#### BRIEF
Copy the data below exactly.

#### MATERIAL PROVIDED
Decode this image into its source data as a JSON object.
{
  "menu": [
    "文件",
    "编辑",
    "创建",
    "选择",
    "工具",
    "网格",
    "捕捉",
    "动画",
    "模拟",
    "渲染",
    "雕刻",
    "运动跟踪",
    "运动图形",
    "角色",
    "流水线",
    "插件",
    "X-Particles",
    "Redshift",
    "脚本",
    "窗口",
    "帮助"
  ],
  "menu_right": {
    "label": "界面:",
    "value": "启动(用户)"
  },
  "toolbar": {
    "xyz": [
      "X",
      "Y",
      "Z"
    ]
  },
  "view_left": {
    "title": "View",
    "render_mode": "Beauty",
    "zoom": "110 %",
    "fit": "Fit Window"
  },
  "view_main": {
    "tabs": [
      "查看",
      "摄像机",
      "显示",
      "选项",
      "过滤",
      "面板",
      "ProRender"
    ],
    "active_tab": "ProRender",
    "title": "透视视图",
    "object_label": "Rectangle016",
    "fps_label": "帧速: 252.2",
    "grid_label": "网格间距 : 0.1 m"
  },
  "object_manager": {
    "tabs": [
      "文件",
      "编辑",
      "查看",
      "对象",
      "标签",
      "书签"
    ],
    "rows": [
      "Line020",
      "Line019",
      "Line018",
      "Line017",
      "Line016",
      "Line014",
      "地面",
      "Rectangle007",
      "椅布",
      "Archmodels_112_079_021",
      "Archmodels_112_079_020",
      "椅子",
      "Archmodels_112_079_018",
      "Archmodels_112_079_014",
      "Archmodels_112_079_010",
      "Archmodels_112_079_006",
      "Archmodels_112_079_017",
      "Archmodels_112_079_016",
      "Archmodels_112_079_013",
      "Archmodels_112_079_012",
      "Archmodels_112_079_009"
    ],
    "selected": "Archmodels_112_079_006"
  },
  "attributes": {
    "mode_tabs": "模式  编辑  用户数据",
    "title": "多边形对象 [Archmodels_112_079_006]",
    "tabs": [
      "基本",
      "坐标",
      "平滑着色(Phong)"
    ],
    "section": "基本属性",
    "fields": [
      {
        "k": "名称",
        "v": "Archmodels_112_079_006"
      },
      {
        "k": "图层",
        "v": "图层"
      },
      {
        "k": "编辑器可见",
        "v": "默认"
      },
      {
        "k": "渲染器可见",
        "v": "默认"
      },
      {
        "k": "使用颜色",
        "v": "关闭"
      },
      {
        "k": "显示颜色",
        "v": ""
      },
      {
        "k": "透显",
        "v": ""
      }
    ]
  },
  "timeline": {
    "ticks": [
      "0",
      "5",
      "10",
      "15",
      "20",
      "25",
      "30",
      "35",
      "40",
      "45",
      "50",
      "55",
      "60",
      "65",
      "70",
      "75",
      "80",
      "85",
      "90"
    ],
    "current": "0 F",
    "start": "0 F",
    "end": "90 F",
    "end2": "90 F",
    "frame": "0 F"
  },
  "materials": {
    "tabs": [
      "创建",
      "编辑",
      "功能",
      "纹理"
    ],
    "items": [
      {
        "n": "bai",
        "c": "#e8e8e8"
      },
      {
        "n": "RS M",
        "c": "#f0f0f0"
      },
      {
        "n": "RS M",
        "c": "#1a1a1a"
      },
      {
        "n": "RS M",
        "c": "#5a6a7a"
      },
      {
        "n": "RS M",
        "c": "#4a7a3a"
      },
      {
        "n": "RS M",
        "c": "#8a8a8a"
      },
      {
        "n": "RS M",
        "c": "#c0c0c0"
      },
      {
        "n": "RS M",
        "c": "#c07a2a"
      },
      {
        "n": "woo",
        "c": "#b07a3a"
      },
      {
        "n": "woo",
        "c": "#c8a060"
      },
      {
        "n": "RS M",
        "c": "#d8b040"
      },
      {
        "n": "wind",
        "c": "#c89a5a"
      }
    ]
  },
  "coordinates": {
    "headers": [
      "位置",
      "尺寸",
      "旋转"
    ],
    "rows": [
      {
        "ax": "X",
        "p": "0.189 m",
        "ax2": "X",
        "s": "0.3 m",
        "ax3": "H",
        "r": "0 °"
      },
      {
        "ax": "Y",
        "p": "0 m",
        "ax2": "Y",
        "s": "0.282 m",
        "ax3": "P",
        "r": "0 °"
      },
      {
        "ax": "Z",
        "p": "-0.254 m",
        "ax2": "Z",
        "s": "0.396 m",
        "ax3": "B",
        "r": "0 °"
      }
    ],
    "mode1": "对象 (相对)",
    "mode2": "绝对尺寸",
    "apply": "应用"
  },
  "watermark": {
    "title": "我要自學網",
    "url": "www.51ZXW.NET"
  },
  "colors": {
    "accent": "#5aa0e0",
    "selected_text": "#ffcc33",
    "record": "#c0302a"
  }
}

#### RESPONSE TO THE EXERCISE
Decode this image into its source data as a JSON object.
{
  "menu": [
    "文件",
    "编辑",
    "创建",
    "选择",
    "工具",
    "网格",
    "捕捉",
    "动画",
    "模拟",
    "渲染",
    "雕刻",
    "运动跟踪",
    "运动图形",
    "角色",
    "流水线",
    "插件",
    "X-Particles",
    "Redshift",
    "脚本",
    "窗口",
    "帮助"
  ],
  "menu_right": {
    "label": "界面:",
    "value": "启动(用户)"
  },
  "toolbar": {
    "xyz": [
      "X",
      "Y",
      "Z"
    ]
  },
  "view_left": {
    "title": "View",
    "render_mode": "Beauty",
    "zoom": "110 %",
    "fit": "Fit Window"
  },
  "view_main": {
    "tabs": [
      "查看",
      "摄像机",
      "显示",
      "选项",
      "过滤",
      "面板",
      "ProRender"
    ],
    "active_tab": "ProRender",
    "title": "透视视图",
    "object_label": "Rectangle016",
    "fps_label": "帧速: 252.2",
    "grid_label": "网格间距 : 0.1 m"
  },
  "object_manager": {
    "tabs": [
      "文件",
      "编辑",
      "查看",
      "对象",
      "标签",
      "书签"
    ],
    "rows": [
      "Line020",
      "Line019",
      "Line018",
      "Line017",
      "Line016",
      "Line014",
      "地面",
      "Rectangle007",
      "椅布",
      "Archmodels_112_079_021",
      "Archmodels_112_079_020",
      "椅子",
      "Archmodels_112_079_018",
      "Archmodels_112_079_014",
      "Archmodels_112_079_010",
      "Archmodels_112_079_006",
      "Archmodels_112_079_017",
      "Archmodels_112_079_016",
      "Archmodels_112_079_013",
      "Archmodels_112_079_012",
      "Archmodels_112_079_009"
    ],
    "selected": "Archmodels_112_079_006"
  },
  "attributes": {
    "mode_tabs": "模式  编辑  用户数据",
    "title": "多边形对象 [Archmodels_112_079_006]",
    "tabs": [
      "基本",
      "坐标",
      "平滑着色(Phong)"
    ],
    "section": "基本属性",
    "fields": [
      {
        "k": "名称",
        "v": "Archmodels_112_079_006"
      },
      {
        "k": "图层",
        "v": "图层"
      },
      {
        "k": "编辑器可见",
        "v": "默认"
      },
      {
        "k": "渲染器可见",
        "v": "默认"
      },
      {
        "k": "使用颜色",
        "v": "关闭"
      },
      {
        "k": "显示颜色",
        "v": ""
      },
      {
        "k": "透显",
        "v": ""
      }
    ]
  },
  "timeline": {
    "ticks": [
      "0",
      "5",
      "10",
      "15",
      "20",
      "25",
      "30",
      "35",
      "40",
      "45",
      "50",
      "55",
      "60",
      "65",
      "70",
      "75",
      "80",
      "85",
      "90"
    ],
    "current": "0 F",
    "start": "0 F",
    "end": "90 F",
    "end2": "90 F",
    "frame": "0 F"
  },
  "materials": {
    "tabs": [
      "创建",
      "编辑",
      "功能",
      "纹理"
    ],
    "items": [
      {
        "n": "bai",
        "c": "#e8e8e8"
      },
      {
        "n": "RS M",
        "c": "#f0f0f0"
      },
      {
        "n": "RS M",
        "c": "#1a1a1a"
      },
      {
        "n": "RS M",
        "c": "#5a6a7a"
      },
      {
        "n": "RS M",
        "c": "#4a7a3a"
      },
      {
        "n": "RS M",
        "c": "#8a8a8a"
      },
      {
        "n": "RS M",
        "c": "#c0c0c0"
      },
      {
        "n": "RS M",
        "c": "#c07a2a"
      },
      {
        "n": "woo",
        "c": "#b07a3a"
      },
      {
        "n": "woo",
        "c": "#c8a060"
      },
      {
        "n": "RS M",
        "c": "#d8b040"
      },
      {
        "n": "wind",
        "c": "#c89a5a"
      }
    ]
  },
  "coordinates": {
    "headers": [
      "位置",
      "尺寸",
      "旋转"
    ],
    "rows": [
      {
        "ax": "X",
        "p": "0.189 m",
        "ax2": "X",
        "s": "0.3 m",
        "ax3": "H",
        "r": "0 °"
      },
      {
        "ax": "Y",
        "p": "0 m",
        "ax2": "Y",
        "s": "0.282 m",
        "ax3": "P",
        "r": "0 °"
      },
      {
        "ax": "Z",
        "p": "-0.254 m",
        "ax2": "Z",
        "s": "0.396 m",
        "ax3": "B",
        "r": "0 °"
      }
    ],
    "mode1": "对象 (相对)",
    "mode2": "绝对尺寸",
    "apply": "应用"
  },
  "watermark": {
    "title": "我要自學網",
    "url": "www.51ZXW.NET"
  },
  "colors": {
    "accent": "#5aa0e0",
    "selected_text": "#ffcc33",
    "record": "#c0302a"
  }
}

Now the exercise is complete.